START Given entries
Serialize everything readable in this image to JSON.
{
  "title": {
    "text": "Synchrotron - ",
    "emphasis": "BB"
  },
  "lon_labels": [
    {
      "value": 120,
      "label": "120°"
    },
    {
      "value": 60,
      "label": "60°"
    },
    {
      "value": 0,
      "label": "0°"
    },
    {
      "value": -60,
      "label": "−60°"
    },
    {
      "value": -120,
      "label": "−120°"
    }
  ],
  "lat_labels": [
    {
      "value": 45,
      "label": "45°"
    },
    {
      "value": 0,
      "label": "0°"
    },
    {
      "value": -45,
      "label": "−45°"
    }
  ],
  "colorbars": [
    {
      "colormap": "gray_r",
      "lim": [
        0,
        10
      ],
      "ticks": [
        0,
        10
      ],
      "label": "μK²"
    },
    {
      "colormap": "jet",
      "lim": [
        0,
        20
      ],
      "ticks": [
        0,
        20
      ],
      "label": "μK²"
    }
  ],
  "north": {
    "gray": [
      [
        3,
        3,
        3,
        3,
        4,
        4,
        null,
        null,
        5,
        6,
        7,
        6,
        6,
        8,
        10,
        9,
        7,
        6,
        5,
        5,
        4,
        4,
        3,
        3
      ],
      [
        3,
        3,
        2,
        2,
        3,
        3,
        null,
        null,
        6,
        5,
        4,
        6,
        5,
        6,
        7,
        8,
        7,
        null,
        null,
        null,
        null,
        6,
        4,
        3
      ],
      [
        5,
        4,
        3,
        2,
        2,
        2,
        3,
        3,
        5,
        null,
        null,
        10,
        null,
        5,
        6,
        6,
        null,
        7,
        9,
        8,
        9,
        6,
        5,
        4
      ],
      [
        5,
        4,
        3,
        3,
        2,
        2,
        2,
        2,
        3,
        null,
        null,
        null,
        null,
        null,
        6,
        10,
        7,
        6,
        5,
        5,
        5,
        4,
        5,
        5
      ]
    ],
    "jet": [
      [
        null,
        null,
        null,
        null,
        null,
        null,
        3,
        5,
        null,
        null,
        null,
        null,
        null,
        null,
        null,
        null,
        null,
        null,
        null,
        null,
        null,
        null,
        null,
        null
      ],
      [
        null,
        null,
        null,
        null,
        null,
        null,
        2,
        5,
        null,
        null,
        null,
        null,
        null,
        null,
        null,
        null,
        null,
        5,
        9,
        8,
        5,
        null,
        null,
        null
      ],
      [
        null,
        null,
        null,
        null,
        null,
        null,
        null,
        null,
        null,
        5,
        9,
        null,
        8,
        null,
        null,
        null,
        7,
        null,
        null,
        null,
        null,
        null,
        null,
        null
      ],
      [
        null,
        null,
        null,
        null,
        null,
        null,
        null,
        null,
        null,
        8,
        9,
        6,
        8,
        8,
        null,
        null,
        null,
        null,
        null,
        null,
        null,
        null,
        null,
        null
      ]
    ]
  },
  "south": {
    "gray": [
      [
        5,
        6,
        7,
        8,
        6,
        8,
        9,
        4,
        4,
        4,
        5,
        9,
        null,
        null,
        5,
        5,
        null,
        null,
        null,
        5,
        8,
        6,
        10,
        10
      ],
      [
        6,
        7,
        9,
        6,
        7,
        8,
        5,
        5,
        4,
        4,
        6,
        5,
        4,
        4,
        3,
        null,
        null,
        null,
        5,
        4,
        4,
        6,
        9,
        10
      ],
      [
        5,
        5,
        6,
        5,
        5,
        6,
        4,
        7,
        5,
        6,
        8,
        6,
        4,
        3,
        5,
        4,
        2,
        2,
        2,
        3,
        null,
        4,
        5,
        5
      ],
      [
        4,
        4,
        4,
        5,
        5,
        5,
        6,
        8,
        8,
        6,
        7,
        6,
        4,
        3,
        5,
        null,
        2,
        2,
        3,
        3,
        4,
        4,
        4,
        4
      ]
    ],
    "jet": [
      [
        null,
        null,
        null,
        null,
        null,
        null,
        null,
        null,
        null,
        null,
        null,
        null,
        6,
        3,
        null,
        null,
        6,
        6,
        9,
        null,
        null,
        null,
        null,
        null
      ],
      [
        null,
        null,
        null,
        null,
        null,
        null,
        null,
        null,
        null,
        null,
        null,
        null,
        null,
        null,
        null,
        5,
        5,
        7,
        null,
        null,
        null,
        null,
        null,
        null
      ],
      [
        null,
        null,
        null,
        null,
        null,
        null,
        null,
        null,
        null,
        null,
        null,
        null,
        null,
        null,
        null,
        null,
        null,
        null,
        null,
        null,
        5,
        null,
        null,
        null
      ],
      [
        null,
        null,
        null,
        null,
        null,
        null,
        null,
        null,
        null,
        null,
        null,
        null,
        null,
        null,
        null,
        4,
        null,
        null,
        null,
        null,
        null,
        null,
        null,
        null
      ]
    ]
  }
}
END Given entries
» **Directions**:
Look through the entries above and report each line where the string "value" occurs.

» **Solved exercise**:
      "value": 120,
      "value": 60,
      "value": 0,
      "value": -60,
      "value": -120,
      "value": 45,
      "value": 0,
      "value": -45,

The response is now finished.